# [Challenge]
In the data below, find every line that has the string "подчинение", and copy it.

# [Data provided]
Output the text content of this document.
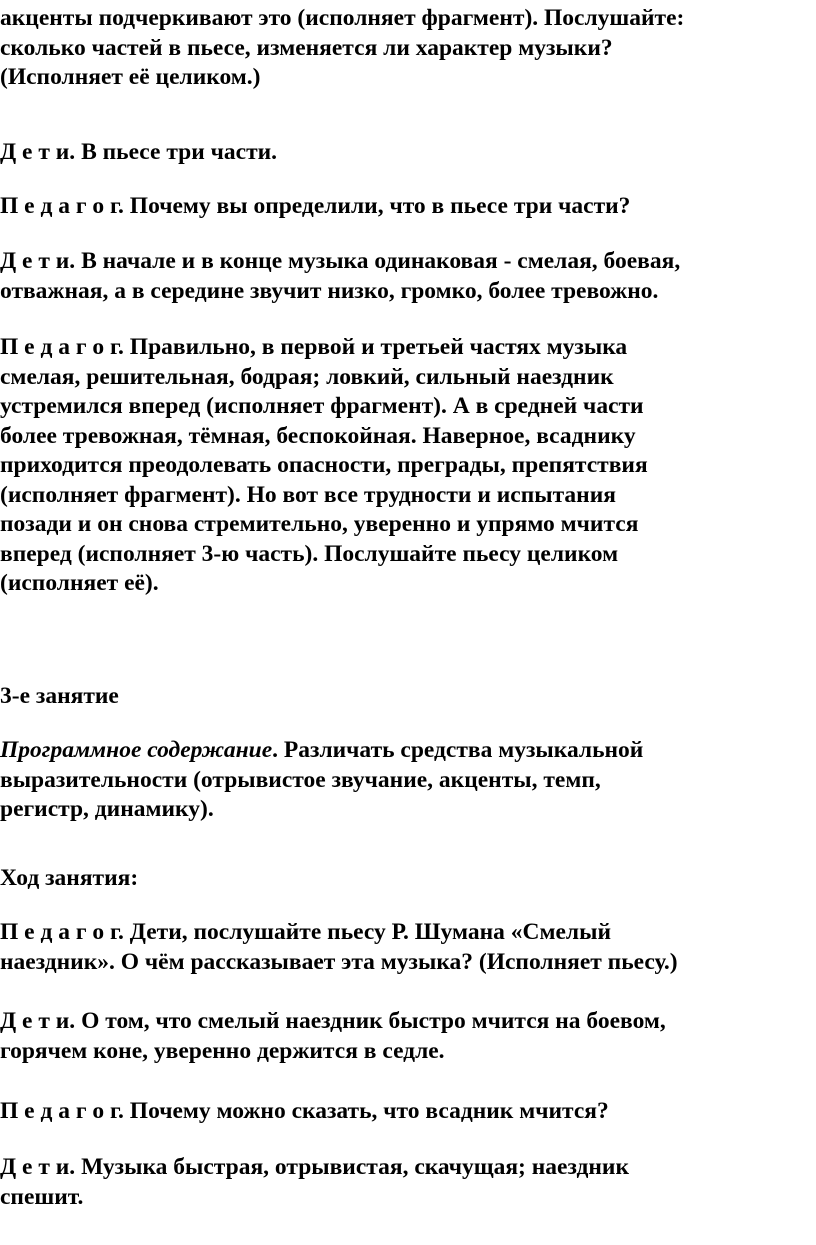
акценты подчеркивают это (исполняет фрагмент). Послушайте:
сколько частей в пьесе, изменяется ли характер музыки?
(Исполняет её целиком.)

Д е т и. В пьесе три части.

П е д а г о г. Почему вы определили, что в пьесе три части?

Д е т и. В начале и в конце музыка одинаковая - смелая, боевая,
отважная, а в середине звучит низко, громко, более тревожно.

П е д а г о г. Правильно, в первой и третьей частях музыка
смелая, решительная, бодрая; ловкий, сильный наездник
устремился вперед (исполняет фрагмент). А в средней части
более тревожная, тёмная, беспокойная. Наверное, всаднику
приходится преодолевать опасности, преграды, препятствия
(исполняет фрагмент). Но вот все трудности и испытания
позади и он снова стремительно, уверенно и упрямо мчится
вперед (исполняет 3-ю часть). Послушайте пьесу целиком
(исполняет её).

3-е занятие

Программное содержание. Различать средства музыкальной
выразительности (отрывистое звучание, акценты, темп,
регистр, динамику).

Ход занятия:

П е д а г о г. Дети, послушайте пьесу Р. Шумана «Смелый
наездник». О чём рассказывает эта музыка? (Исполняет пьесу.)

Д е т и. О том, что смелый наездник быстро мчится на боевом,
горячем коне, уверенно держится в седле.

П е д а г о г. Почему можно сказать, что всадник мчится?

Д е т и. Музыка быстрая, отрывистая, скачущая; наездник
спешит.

---

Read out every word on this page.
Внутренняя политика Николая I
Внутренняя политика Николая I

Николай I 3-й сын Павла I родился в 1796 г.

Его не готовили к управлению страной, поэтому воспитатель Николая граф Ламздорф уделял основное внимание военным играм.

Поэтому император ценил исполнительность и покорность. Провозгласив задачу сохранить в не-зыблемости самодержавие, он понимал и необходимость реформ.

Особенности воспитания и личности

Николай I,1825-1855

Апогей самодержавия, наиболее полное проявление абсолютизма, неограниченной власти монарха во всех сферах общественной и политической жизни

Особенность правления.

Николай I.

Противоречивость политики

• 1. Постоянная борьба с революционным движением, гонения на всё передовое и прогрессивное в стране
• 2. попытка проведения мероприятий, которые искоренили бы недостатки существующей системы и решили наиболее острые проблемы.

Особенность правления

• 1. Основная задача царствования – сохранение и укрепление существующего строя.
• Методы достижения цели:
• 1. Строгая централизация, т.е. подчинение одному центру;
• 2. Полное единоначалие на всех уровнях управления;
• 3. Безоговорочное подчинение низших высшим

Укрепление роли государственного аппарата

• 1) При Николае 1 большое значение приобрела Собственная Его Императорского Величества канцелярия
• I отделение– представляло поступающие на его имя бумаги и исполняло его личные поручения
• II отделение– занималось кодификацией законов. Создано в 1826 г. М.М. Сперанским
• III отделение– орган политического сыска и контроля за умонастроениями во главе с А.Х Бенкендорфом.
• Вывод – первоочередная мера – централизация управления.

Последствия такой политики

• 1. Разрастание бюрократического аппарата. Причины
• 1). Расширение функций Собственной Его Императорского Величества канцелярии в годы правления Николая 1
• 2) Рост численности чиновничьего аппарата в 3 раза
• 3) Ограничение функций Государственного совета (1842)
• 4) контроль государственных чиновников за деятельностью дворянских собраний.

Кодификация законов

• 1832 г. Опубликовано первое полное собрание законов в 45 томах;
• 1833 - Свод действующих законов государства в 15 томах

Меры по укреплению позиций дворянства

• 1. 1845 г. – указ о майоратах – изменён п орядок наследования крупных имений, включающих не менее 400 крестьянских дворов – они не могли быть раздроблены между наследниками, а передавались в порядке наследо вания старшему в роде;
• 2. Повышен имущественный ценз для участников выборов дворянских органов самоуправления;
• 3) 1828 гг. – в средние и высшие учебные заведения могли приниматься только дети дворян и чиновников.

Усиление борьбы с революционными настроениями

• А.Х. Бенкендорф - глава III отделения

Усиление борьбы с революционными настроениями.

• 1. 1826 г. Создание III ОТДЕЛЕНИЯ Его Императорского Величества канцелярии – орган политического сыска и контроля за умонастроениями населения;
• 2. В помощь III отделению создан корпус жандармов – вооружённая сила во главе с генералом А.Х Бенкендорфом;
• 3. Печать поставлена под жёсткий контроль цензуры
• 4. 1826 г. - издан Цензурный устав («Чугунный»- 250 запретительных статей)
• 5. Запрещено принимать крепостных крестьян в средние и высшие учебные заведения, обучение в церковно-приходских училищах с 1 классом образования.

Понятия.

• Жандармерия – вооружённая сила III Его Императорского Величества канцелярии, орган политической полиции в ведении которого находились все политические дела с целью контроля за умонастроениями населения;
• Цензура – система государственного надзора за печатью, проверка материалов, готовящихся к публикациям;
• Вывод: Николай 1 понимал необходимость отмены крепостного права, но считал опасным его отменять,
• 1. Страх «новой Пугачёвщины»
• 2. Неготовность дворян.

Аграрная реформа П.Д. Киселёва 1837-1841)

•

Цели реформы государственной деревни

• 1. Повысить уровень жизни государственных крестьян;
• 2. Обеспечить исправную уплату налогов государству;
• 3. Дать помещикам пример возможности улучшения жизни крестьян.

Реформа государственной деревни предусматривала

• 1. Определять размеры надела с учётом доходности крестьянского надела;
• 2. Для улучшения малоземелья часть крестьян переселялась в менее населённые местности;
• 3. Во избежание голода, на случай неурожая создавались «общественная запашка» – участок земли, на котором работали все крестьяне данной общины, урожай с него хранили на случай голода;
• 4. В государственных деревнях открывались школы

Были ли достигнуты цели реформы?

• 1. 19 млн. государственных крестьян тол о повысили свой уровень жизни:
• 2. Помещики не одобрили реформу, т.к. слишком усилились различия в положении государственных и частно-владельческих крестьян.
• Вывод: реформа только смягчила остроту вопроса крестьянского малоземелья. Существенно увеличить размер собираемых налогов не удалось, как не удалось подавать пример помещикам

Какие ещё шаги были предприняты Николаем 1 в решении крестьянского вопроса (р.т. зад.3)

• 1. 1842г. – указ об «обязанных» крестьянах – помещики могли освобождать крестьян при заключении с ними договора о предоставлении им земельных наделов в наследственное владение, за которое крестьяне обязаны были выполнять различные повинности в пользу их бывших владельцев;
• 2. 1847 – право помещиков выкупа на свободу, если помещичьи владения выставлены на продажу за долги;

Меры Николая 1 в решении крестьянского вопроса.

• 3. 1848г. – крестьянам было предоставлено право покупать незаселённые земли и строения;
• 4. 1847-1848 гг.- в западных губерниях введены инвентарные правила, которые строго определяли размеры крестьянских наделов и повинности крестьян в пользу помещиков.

# [Exercise output]
• 1. Строгая централизация, т.е. подчинение одному центру;
• 3. Безоговорочное подчинение низших высшим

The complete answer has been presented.